> DATASET RECORDS:
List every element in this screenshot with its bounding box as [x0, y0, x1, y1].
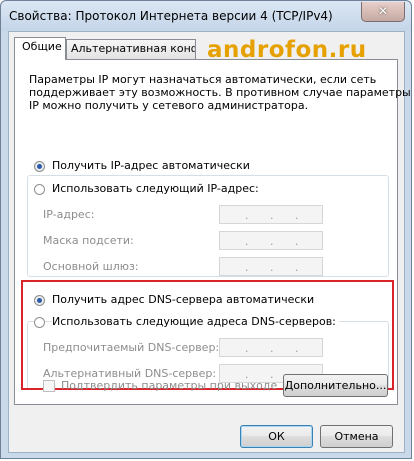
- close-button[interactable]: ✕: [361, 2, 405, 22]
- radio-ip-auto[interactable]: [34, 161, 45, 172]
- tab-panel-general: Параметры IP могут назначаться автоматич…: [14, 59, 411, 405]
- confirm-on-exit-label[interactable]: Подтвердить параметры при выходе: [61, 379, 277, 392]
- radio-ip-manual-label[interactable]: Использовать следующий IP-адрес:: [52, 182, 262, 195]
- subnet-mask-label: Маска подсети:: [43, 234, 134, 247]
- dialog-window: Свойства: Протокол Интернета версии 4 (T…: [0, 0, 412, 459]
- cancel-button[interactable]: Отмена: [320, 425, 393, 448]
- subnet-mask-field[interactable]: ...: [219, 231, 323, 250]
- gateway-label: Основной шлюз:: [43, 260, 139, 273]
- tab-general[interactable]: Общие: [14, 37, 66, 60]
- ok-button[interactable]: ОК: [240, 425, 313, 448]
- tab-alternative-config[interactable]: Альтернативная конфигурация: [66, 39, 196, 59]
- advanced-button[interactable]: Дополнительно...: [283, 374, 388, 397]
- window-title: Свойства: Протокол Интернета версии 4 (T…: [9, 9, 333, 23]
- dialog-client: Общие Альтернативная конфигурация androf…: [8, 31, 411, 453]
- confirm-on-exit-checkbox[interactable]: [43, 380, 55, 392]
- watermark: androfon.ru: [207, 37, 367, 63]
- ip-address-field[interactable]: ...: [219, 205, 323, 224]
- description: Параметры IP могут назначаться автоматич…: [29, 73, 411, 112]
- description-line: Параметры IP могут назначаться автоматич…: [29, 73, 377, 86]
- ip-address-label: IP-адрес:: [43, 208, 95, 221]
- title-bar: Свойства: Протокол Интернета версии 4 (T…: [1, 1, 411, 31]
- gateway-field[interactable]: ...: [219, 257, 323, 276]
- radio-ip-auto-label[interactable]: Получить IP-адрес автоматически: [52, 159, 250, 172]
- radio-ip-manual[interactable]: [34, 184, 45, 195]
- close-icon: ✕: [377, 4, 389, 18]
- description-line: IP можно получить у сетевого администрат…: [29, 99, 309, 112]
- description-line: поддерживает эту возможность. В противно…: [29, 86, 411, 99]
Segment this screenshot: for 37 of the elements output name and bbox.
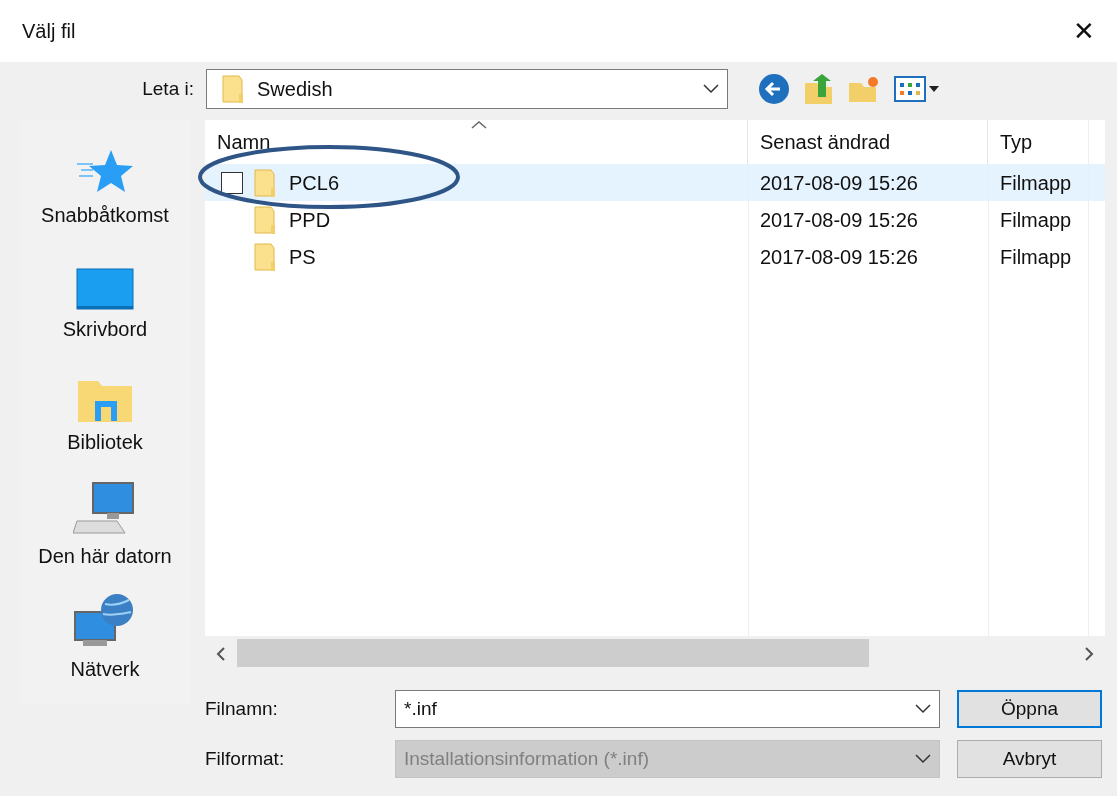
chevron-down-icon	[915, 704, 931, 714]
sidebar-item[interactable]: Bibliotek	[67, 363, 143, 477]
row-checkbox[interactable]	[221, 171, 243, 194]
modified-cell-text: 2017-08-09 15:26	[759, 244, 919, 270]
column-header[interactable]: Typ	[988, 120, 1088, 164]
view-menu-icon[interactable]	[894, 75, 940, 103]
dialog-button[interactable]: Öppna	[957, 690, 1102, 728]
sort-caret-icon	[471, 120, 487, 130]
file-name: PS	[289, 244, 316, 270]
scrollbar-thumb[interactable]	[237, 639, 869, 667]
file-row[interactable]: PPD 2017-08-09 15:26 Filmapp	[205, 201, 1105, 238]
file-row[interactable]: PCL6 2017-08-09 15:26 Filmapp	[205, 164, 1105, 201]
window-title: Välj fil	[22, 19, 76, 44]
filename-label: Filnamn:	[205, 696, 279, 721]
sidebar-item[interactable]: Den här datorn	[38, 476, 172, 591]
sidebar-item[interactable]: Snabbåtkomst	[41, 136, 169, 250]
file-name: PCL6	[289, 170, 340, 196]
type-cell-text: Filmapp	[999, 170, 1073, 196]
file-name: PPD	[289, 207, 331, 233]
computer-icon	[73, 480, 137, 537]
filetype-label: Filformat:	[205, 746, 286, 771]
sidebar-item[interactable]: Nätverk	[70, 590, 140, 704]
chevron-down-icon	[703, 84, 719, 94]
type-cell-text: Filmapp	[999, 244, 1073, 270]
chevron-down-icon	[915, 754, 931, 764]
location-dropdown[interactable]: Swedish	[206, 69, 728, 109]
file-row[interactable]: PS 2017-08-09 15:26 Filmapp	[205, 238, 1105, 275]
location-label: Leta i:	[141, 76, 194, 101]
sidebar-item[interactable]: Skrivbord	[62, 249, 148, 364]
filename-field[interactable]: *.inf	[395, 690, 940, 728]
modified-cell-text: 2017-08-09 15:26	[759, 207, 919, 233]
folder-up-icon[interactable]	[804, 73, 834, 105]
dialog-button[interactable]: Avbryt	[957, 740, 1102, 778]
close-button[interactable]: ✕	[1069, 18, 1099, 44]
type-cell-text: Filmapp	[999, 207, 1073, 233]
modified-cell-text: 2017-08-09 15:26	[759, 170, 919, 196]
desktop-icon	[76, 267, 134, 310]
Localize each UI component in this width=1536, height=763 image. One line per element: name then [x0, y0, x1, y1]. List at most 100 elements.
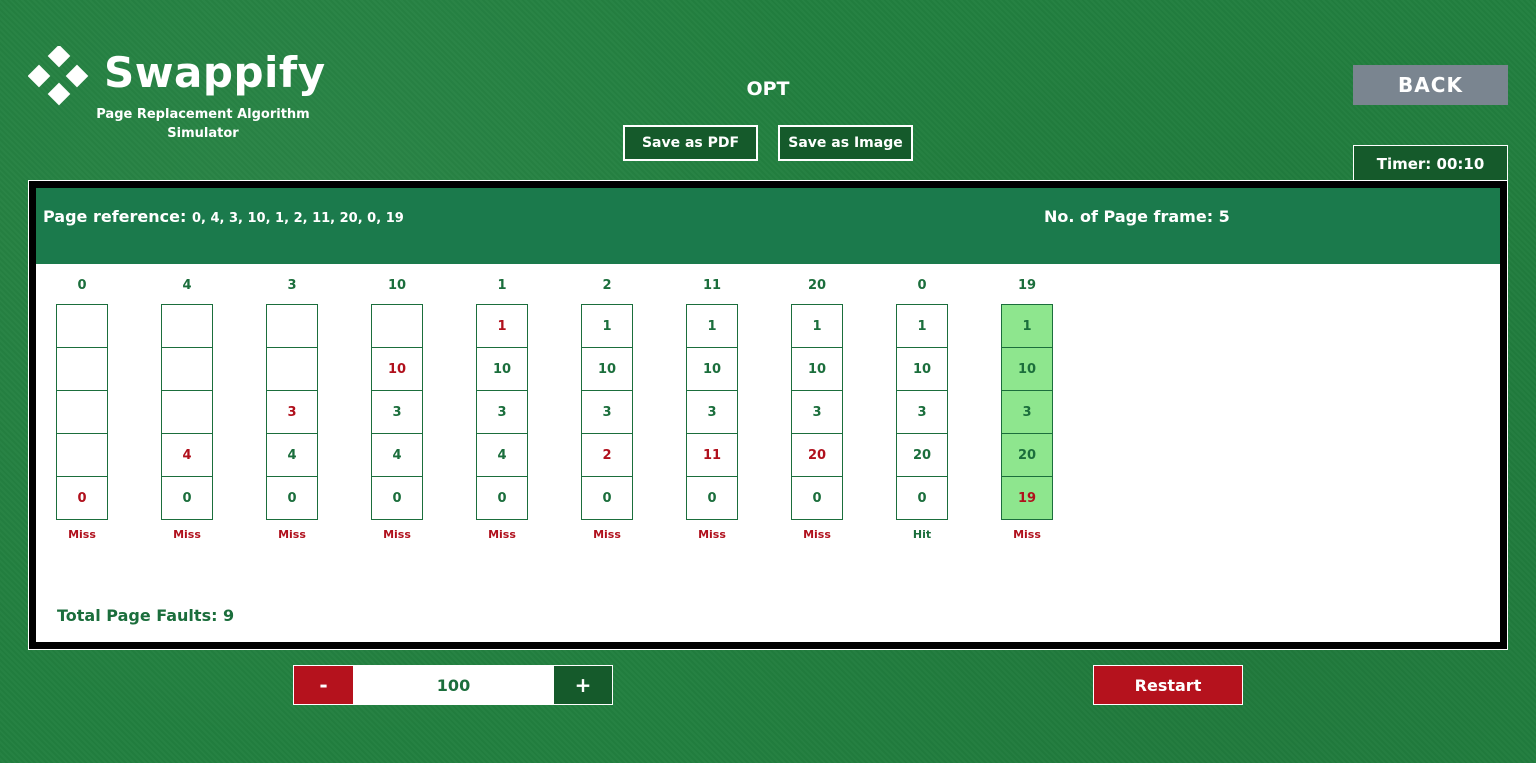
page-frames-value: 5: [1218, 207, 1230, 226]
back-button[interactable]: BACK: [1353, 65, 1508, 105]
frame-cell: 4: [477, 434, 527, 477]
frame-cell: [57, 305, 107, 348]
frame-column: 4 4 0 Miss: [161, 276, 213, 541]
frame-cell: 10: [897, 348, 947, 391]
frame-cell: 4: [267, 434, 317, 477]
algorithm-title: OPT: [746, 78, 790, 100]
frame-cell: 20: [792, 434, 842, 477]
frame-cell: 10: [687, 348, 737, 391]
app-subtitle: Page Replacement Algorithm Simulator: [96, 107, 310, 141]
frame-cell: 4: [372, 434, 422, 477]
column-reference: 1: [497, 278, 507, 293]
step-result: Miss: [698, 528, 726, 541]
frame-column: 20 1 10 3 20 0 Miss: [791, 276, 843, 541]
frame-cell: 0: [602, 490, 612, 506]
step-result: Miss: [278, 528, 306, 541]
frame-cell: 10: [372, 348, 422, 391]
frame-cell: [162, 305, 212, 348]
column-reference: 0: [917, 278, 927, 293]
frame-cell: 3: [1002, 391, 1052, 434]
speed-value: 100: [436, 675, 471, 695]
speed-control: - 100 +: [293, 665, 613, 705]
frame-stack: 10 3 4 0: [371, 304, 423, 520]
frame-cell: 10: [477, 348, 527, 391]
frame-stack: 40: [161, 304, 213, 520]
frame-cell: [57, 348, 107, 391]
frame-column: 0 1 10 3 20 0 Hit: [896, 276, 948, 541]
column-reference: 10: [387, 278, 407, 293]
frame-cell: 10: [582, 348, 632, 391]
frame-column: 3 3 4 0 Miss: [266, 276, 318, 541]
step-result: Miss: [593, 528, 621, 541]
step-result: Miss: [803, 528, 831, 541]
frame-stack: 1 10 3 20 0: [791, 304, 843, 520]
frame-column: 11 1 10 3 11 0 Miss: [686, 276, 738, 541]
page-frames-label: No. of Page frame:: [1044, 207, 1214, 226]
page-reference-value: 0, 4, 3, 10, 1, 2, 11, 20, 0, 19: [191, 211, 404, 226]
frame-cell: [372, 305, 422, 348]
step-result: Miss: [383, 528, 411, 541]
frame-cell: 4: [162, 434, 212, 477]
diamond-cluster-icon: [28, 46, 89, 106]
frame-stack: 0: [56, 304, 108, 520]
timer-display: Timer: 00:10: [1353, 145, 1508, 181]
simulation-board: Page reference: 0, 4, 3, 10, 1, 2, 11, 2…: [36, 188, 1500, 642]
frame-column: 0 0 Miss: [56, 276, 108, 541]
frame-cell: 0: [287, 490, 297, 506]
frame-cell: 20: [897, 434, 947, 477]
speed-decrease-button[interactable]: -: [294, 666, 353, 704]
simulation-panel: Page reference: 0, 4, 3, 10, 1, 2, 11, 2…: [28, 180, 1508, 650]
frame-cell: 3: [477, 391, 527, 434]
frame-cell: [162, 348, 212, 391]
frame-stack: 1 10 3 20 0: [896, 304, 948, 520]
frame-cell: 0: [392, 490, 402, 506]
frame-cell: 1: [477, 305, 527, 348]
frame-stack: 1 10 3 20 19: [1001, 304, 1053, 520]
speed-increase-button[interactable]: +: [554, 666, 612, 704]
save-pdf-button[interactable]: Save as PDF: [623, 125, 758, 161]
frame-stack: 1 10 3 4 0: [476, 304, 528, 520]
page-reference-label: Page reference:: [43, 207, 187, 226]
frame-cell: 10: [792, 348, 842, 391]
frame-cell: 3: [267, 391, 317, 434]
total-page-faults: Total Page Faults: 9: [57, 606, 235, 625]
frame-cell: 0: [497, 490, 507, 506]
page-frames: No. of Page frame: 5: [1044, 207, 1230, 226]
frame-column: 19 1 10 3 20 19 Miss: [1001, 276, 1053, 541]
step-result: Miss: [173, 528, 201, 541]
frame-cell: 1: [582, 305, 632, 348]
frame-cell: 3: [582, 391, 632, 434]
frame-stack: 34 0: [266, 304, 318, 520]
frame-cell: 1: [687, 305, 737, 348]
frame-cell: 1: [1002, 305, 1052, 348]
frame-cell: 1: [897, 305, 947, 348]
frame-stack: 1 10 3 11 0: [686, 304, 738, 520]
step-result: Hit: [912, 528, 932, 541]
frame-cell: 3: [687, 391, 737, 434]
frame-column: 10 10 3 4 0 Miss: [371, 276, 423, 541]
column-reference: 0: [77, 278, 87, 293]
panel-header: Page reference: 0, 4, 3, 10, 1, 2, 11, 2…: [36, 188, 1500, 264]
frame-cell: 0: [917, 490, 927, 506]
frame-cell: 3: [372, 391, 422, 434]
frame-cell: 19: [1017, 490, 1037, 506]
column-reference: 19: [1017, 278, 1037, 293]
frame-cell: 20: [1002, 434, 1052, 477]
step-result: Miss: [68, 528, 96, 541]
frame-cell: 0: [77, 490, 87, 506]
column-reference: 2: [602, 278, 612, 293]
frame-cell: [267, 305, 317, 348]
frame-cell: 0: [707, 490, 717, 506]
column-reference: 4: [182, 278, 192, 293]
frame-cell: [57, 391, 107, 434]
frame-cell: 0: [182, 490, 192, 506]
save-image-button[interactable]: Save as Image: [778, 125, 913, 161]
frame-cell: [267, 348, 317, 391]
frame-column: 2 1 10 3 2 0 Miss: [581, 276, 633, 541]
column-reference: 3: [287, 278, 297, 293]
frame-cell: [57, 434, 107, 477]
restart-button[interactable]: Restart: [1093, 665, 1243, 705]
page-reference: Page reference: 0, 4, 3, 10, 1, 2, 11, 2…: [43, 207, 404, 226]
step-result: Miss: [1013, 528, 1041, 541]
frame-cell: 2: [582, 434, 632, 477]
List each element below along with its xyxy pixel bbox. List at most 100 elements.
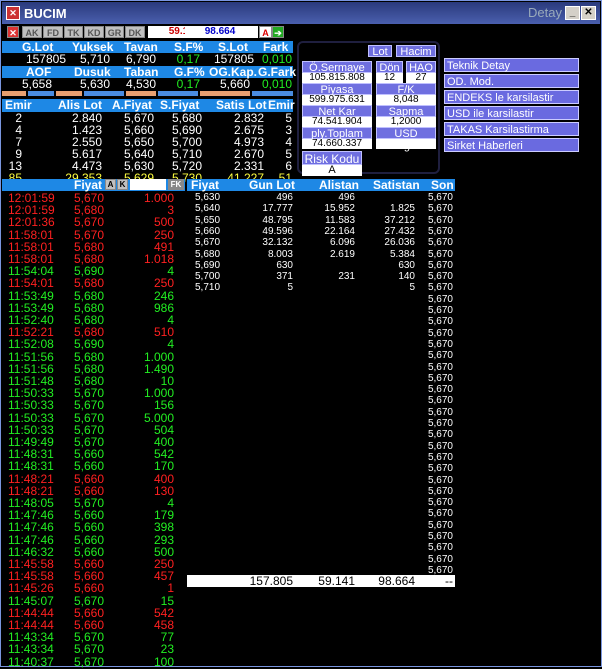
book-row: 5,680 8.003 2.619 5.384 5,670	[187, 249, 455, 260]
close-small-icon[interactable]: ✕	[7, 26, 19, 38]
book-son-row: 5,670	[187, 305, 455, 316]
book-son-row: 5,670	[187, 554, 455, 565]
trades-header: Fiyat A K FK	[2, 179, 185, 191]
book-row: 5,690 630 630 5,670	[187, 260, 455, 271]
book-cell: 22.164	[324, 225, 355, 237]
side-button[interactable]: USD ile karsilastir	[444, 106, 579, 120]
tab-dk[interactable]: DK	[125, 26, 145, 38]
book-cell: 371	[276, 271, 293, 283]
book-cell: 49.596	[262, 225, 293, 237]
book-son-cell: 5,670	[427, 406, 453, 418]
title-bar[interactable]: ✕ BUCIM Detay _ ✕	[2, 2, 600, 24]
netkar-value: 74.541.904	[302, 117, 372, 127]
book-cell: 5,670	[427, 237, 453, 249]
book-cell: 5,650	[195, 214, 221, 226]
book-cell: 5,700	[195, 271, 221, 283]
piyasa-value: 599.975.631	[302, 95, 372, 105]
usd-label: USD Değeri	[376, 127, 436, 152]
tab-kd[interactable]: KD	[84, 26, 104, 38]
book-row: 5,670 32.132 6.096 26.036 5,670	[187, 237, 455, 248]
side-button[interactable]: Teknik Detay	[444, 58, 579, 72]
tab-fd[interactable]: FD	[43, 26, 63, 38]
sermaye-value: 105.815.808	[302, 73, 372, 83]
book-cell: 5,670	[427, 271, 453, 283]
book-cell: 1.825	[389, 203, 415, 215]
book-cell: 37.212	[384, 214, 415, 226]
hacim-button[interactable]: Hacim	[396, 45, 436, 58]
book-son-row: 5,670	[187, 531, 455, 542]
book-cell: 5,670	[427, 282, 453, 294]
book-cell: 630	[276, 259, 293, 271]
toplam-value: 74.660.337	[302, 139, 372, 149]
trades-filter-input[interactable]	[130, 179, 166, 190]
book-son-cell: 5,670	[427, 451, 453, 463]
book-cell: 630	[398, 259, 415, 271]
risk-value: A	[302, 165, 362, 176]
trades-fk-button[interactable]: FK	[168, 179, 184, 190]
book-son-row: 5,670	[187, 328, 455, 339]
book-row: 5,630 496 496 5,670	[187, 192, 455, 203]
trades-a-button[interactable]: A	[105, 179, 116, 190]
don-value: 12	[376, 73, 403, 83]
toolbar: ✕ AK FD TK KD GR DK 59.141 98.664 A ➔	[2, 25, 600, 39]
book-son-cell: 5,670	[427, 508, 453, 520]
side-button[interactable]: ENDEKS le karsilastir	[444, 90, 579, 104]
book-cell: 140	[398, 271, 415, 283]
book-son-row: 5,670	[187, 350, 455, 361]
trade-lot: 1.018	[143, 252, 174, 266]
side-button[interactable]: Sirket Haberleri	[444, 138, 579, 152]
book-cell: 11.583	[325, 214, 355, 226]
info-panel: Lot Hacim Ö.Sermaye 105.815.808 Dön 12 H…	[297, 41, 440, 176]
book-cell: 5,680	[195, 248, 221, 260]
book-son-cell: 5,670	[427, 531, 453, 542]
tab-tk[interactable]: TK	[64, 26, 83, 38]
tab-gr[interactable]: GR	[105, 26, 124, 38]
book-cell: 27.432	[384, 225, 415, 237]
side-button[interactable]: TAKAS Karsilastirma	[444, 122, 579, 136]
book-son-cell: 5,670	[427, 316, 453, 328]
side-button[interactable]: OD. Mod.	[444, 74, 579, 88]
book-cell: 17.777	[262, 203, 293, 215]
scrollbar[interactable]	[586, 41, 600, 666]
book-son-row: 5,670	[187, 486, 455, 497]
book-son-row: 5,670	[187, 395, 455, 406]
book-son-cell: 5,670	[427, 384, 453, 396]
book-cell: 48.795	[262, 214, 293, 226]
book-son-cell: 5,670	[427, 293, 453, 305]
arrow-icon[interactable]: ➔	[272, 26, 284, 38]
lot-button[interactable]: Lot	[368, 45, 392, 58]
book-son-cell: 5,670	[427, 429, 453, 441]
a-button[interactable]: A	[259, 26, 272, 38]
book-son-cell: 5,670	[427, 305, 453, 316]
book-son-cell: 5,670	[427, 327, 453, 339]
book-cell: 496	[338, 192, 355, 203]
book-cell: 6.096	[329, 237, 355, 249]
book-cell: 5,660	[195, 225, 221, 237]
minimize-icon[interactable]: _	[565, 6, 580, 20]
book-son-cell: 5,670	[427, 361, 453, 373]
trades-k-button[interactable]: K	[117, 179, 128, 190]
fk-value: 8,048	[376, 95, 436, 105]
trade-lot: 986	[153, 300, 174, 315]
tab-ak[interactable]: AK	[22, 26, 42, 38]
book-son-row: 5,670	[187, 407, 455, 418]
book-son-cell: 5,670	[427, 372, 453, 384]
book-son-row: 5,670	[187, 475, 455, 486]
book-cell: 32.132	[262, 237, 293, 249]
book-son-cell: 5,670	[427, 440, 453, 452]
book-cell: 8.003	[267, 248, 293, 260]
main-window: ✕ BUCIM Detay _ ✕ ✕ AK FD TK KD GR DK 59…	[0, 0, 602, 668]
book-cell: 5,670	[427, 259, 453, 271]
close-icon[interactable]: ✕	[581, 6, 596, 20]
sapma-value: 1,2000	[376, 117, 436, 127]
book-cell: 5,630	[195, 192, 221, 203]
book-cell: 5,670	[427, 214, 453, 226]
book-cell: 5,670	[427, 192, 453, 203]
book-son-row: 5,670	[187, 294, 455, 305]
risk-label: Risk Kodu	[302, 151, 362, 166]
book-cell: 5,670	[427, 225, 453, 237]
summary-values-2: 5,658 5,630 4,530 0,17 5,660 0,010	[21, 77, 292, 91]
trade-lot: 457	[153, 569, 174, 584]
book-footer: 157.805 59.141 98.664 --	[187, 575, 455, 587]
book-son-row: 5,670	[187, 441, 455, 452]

> GOAL OF THE EXERCISE:
Rewrite the lines starting at the one that contains "page-frames-value: 5: [1218, 207, 1230, 226]" and ending at the one that contains "column-reference: 1: [497, 278, 507, 293]", with "frame-cell" replaced by "frame-box" and everything else left unchanged.

> TASK RESPONSE:
page-frames-value: 5: [1218, 207, 1230, 226]
back-button[interactable]: BACK: [1353, 65, 1508, 105]
frame-box: 4: [477, 434, 527, 477]
frame-box: [57, 305, 107, 348]
frame-column: 4 4 0 Miss: [161, 276, 213, 541]
frame-box: 10: [897, 348, 947, 391]
frame-box: 4: [267, 434, 317, 477]
algorithm-title: OPT: [746, 78, 790, 100]
frame-box: 20: [792, 434, 842, 477]
frame-box: 10: [687, 348, 737, 391]
app-subtitle: Page Replacement Algorithm Simulator: [96, 107, 310, 141]
frame-box: 4: [372, 434, 422, 477]
column-reference: 1: [497, 278, 507, 293]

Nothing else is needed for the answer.